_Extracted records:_

------------------------------------------------------------------------

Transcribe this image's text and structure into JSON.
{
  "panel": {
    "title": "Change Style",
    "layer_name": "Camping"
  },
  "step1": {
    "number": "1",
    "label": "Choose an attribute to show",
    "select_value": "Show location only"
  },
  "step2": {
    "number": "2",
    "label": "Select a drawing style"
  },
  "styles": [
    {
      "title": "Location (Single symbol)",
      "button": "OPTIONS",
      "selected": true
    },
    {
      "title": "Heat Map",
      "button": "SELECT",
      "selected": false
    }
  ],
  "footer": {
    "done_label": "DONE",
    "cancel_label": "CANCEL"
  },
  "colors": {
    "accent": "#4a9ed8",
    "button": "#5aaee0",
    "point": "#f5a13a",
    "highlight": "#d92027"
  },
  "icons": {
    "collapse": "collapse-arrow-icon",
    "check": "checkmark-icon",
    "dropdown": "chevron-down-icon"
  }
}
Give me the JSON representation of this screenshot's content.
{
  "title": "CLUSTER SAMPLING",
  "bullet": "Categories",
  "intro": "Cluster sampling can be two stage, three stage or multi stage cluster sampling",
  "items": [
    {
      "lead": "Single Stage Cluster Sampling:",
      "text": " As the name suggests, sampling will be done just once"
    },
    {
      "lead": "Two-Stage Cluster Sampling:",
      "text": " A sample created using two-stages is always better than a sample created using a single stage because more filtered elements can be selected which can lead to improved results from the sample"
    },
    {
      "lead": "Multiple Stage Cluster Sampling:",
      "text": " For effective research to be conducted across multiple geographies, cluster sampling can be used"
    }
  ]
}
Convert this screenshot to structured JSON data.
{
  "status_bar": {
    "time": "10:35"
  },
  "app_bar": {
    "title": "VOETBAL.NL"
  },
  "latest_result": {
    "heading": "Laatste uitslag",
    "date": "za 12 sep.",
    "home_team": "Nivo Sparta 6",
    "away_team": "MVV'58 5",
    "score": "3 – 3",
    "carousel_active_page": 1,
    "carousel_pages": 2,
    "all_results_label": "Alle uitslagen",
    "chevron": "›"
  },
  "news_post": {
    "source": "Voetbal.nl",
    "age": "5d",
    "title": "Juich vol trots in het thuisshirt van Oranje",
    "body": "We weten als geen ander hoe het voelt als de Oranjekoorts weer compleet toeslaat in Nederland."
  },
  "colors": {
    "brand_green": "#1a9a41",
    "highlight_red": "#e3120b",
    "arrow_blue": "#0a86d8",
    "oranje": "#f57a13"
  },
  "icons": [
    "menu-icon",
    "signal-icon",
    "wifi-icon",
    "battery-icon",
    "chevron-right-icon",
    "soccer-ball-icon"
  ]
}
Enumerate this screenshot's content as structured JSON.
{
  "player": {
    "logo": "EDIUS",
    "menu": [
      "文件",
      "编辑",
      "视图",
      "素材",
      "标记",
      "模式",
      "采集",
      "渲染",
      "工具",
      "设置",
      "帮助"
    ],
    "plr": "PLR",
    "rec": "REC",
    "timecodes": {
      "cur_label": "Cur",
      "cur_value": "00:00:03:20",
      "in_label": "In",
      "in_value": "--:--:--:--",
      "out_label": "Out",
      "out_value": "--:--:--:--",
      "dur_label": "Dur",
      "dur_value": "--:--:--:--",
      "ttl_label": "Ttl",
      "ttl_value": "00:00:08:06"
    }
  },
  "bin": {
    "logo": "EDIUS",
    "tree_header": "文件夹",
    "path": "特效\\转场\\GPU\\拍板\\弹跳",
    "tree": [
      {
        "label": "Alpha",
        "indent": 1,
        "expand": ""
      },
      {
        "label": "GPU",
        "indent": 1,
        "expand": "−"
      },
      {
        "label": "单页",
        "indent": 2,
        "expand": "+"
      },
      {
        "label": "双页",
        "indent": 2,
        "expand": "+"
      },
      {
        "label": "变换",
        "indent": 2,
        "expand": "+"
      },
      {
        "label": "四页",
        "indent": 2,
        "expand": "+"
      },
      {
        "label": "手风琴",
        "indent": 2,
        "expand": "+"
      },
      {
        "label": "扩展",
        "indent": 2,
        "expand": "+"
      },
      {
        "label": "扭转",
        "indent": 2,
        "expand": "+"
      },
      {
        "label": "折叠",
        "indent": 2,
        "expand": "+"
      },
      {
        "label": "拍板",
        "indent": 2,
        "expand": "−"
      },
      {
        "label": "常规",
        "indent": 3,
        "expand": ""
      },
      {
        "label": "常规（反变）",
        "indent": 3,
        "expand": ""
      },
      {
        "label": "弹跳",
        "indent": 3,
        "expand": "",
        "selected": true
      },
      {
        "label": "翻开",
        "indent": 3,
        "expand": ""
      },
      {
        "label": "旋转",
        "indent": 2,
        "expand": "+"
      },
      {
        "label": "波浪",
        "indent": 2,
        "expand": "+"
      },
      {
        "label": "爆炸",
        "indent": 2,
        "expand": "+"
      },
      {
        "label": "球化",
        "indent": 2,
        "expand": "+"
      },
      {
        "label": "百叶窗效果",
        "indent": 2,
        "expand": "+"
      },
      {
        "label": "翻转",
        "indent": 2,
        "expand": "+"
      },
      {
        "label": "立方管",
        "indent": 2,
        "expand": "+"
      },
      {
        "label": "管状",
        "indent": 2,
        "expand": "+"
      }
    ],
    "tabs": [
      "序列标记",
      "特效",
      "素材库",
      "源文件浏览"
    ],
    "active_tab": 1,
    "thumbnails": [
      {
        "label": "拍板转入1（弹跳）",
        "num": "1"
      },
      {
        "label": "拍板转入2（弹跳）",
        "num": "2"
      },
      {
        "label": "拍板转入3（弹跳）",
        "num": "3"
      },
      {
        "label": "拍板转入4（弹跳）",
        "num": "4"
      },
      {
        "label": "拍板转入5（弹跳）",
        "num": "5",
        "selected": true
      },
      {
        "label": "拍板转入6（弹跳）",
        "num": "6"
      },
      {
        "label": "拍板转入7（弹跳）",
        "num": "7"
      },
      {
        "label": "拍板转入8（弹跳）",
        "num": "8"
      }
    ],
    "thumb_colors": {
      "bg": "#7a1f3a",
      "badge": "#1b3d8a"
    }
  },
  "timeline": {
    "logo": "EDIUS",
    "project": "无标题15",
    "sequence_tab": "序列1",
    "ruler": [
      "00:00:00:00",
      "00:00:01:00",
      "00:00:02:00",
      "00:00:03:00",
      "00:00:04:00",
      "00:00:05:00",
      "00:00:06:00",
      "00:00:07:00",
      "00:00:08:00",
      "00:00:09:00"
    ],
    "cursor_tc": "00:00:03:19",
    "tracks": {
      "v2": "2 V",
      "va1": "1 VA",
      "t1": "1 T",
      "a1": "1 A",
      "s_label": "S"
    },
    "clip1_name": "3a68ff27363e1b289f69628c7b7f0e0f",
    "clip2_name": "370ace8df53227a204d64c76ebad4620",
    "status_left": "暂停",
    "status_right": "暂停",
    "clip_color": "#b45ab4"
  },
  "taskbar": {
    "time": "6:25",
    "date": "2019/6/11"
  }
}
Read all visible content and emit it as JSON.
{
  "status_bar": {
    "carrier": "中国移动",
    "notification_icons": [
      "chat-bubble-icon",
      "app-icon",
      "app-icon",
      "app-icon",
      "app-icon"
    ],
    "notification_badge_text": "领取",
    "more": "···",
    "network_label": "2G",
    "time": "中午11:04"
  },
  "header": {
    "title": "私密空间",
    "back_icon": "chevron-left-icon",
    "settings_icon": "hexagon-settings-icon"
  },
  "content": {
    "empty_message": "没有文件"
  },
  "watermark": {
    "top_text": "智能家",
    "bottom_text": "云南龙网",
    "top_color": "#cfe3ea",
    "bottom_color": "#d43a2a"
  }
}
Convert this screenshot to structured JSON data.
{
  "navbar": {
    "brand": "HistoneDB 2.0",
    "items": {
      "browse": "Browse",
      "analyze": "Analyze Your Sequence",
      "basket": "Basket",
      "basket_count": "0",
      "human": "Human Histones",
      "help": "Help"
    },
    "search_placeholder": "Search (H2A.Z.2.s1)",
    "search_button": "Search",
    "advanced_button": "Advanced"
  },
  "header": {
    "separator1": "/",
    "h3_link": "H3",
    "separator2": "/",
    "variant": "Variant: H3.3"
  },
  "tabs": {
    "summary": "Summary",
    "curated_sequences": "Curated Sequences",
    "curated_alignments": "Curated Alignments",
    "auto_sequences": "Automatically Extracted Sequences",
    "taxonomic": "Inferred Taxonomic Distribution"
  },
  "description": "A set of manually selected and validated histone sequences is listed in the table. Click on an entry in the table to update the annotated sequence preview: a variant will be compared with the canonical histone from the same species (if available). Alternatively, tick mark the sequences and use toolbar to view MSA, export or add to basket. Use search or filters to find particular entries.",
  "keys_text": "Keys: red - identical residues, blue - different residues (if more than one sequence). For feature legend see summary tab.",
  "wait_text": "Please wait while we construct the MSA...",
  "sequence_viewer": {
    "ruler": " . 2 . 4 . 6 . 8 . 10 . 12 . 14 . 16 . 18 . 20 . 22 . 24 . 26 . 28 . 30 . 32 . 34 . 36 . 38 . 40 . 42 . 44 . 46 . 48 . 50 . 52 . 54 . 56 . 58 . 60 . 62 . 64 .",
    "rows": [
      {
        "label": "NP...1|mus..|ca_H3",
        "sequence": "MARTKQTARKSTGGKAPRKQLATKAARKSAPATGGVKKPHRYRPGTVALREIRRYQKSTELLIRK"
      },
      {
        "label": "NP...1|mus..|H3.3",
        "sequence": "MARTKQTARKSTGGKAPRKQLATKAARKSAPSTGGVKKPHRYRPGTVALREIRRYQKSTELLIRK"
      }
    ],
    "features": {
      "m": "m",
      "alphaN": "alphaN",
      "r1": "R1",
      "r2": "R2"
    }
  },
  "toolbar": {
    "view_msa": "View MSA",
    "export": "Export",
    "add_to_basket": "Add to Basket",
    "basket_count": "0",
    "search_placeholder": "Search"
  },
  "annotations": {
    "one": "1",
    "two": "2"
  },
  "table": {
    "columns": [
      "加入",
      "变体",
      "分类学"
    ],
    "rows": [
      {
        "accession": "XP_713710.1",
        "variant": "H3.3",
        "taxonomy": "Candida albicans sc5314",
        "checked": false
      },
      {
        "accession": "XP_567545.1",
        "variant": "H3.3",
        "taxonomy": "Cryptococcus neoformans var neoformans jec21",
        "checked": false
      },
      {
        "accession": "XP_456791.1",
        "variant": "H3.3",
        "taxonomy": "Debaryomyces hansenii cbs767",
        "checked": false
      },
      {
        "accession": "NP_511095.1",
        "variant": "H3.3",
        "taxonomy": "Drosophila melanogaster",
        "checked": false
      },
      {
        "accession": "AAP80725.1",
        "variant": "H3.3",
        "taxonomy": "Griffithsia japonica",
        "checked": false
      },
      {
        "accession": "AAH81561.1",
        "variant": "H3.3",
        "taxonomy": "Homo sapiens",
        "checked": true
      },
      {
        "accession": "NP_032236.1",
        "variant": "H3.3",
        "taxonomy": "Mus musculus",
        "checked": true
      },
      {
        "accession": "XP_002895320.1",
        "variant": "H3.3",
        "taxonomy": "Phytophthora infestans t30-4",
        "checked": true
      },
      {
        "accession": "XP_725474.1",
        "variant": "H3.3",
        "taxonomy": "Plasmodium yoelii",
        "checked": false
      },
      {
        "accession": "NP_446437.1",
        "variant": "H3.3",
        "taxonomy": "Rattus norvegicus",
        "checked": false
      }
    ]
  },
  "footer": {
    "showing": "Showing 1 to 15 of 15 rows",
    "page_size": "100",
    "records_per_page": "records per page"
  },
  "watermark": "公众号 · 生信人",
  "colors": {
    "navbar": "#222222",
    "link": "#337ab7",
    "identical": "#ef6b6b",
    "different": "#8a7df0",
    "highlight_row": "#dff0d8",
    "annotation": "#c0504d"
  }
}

------------------------------------------------------------------------

Looking at the data above, show all lines where the word "content" occurs.

_Solution to this exercise:_
Give me the JSON representation of this screenshot's content.
Enumerate this screenshot's content as structured JSON.
Read all visible content and emit it as JSON.
  "content": {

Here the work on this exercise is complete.